===== Data shown

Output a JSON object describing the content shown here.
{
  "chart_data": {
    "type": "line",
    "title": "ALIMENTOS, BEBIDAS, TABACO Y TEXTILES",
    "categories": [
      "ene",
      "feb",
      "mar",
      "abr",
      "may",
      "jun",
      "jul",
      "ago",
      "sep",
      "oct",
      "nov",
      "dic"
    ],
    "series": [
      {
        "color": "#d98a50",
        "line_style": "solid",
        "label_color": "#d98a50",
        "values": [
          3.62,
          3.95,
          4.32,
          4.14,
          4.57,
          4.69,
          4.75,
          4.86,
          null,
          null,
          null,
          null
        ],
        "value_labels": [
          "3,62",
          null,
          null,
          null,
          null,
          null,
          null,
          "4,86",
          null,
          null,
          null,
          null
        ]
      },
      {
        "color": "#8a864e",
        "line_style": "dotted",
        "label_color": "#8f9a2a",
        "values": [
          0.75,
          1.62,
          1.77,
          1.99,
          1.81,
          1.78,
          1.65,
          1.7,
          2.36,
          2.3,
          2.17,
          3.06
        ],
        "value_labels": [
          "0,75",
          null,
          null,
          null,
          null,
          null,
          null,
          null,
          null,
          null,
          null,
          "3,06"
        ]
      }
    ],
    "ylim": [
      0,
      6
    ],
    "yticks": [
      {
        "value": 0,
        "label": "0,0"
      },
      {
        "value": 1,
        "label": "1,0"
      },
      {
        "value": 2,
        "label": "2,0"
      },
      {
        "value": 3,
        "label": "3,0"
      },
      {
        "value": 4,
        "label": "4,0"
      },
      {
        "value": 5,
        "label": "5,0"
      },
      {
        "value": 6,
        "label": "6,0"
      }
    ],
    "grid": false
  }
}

==========

Set all of the records down again, exactly as they stand.

Output a JSON object describing the content shown here.
{
  "chart_data": {
    "type": "line",
    "title": "ALIMENTOS, BEBIDAS, TABACO Y TEXTILES",
    "categories": [
      "ene",
      "feb",
      "mar",
      "abr",
      "may",
      "jun",
      "jul",
      "ago",
      "sep",
      "oct",
      "nov",
      "dic"
    ],
    "series": [
      {
        "color": "#d98a50",
        "line_style": "solid",
        "label_color": "#d98a50",
        "values": [
          3.62,
          3.95,
          4.32,
          4.14,
          4.57,
          4.69,
          4.75,
          4.86,
          null,
          null,
          null,
          null
        ],
        "value_labels": [
          "3,62",
          null,
          null,
          null,
          null,
          null,
          null,
          "4,86",
          null,
          null,
          null,
          null
        ]
      },
      {
        "color": "#8a864e",
        "line_style": "dotted",
        "label_color": "#8f9a2a",
        "values": [
          0.75,
          1.62,
          1.77,
          1.99,
          1.81,
          1.78,
          1.65,
          1.7,
          2.36,
          2.3,
          2.17,
          3.06
        ],
        "value_labels": [
          "0,75",
          null,
          null,
          null,
          null,
          null,
          null,
          null,
          null,
          null,
          null,
          "3,06"
        ]
      }
    ],
    "ylim": [
      0,
      6
    ],
    "yticks": [
      {
        "value": 0,
        "label": "0,0"
      },
      {
        "value": 1,
        "label": "1,0"
      },
      {
        "value": 2,
        "label": "2,0"
      },
      {
        "value": 3,
        "label": "3,0"
      },
      {
        "value": 4,
        "label": "4,0"
      },
      {
        "value": 5,
        "label": "5,0"
      },
      {
        "value": 6,
        "label": "6,0"
      }
    ],
    "grid": false
  }
}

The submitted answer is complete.